Source records:
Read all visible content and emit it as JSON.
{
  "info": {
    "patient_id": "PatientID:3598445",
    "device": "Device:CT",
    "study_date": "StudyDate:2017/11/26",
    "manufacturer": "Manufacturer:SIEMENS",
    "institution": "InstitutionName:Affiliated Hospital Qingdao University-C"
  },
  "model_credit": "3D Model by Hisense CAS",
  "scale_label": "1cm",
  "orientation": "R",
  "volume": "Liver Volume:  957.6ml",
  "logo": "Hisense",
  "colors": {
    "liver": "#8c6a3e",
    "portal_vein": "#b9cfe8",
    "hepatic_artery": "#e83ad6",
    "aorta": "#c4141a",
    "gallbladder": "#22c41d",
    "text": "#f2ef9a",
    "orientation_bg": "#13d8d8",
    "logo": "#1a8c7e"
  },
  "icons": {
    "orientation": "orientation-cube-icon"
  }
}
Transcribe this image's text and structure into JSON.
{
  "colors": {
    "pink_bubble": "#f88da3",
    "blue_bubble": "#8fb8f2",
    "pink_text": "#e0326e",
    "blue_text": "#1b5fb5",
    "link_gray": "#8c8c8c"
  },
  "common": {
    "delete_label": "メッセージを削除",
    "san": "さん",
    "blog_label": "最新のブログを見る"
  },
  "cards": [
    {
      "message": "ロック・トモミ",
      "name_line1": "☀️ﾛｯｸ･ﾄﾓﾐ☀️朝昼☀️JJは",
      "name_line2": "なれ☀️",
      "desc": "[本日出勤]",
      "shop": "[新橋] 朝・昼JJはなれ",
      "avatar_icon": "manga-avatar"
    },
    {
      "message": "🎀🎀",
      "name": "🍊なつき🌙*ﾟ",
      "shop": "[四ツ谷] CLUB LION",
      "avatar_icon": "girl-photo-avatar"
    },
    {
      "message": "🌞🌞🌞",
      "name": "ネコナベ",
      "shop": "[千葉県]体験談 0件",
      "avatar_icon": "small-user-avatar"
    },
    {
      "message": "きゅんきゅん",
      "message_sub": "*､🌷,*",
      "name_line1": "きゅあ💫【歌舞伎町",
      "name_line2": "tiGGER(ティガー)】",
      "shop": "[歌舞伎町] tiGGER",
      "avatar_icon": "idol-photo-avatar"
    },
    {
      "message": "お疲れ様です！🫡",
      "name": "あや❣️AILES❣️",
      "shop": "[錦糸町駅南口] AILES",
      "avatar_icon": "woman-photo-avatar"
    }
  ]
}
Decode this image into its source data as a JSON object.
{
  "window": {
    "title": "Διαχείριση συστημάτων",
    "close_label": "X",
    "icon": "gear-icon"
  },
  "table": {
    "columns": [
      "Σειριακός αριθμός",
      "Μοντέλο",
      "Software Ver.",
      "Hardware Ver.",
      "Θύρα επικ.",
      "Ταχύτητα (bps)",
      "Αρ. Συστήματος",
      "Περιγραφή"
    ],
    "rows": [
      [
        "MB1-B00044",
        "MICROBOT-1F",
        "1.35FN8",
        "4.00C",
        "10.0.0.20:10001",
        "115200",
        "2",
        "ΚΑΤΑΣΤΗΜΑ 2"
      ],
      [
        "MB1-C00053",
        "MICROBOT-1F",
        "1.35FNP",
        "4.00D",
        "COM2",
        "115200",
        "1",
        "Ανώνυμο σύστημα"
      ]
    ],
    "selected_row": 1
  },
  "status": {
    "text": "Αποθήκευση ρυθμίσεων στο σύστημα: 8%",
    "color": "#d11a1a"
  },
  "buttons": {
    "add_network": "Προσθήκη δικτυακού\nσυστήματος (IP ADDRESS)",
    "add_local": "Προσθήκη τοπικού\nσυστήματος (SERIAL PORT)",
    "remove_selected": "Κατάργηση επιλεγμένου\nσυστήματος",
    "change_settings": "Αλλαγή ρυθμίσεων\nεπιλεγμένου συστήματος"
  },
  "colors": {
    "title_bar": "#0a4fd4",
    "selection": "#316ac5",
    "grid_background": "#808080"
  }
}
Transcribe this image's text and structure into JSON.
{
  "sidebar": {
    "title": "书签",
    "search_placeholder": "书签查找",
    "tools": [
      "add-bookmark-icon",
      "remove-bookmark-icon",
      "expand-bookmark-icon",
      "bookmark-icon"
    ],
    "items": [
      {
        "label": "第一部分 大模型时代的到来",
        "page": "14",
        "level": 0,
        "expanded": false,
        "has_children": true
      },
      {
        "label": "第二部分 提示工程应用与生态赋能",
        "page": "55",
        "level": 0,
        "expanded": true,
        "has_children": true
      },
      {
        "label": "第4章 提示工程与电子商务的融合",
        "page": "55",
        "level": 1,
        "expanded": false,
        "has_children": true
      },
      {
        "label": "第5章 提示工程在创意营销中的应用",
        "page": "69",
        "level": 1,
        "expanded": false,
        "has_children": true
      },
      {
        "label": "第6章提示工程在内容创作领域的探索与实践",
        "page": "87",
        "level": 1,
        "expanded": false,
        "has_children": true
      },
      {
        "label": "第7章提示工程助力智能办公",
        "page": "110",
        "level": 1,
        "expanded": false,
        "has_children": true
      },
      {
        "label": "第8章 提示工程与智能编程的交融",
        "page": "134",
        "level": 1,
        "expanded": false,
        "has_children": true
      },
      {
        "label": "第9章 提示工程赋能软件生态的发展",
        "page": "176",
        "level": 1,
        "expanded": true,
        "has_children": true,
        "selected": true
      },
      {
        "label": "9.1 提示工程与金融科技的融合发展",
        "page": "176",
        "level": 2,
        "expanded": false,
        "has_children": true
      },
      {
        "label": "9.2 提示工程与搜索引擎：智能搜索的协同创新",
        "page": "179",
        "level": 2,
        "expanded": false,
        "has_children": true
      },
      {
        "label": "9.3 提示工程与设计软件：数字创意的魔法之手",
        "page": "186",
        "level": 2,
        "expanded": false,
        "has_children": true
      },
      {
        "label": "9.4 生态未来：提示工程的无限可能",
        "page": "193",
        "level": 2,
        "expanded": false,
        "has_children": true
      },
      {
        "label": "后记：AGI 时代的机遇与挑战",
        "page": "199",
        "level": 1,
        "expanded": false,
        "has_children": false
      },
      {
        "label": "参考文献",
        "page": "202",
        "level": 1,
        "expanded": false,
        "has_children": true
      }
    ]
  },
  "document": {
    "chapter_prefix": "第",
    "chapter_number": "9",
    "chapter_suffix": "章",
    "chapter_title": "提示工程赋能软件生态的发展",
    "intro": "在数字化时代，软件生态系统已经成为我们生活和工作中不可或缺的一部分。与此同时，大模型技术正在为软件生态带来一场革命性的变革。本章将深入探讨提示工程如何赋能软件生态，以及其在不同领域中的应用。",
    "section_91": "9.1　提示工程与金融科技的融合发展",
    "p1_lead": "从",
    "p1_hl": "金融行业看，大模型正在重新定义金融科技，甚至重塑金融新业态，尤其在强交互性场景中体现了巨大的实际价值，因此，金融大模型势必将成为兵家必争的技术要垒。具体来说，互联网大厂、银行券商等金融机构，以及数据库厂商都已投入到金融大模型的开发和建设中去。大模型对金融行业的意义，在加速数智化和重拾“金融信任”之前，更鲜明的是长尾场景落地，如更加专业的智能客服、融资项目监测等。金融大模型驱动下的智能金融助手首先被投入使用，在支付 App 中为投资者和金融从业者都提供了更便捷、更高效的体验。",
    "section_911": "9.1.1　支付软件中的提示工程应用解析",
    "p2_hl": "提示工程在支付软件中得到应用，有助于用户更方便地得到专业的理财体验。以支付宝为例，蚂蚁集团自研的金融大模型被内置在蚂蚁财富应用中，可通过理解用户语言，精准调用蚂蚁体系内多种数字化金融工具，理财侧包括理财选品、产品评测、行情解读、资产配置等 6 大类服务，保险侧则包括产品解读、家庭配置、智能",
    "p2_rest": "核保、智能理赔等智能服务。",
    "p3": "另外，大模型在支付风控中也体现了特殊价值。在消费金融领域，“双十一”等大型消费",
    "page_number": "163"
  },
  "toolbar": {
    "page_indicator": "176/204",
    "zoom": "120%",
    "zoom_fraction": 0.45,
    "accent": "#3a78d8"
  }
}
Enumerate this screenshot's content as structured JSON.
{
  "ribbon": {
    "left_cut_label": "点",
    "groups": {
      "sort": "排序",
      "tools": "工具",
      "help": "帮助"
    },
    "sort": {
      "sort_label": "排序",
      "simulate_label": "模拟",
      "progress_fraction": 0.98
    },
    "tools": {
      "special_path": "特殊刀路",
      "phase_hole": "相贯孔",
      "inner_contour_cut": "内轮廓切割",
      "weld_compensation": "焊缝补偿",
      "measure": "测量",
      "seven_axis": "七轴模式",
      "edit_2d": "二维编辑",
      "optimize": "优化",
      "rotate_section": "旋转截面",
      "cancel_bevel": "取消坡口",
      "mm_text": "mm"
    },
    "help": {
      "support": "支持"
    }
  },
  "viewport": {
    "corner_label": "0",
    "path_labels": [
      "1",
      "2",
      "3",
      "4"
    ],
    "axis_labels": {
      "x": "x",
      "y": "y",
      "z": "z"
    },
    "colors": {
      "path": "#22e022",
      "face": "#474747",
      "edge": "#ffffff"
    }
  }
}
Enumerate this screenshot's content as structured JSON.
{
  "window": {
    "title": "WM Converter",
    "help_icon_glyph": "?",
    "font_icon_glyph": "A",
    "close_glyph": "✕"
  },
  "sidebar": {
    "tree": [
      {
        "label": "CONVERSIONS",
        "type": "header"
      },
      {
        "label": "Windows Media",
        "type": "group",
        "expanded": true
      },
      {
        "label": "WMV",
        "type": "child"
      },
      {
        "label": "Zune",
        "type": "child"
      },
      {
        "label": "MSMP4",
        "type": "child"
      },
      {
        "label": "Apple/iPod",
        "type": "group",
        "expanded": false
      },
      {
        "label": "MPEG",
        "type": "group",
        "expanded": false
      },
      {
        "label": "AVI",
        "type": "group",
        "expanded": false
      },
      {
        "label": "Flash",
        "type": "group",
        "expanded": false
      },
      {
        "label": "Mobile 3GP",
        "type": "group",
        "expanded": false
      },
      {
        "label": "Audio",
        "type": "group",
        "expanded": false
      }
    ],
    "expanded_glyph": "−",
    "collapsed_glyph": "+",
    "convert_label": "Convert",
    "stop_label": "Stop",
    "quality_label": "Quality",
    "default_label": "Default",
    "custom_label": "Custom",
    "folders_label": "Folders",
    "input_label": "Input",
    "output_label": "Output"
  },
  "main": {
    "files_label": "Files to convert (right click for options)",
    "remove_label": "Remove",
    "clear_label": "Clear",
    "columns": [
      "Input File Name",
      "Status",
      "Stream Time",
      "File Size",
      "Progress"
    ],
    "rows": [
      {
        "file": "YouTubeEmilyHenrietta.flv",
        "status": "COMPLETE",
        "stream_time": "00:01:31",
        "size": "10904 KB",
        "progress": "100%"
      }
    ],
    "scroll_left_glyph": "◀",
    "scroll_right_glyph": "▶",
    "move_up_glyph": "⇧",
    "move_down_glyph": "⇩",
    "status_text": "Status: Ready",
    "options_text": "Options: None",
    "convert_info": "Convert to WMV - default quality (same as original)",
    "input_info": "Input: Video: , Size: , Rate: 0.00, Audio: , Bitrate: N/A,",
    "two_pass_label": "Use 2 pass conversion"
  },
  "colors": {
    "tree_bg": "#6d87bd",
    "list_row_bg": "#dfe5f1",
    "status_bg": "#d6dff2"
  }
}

Job: Pick out and copy the lines of the material that include the word "提示工程与金融科技的融合发展".

Task response:
        "label": "9.1 提示工程与金融科技的融合发展",
    "section_91": "9.1　提示工程与金融科技的融合发展",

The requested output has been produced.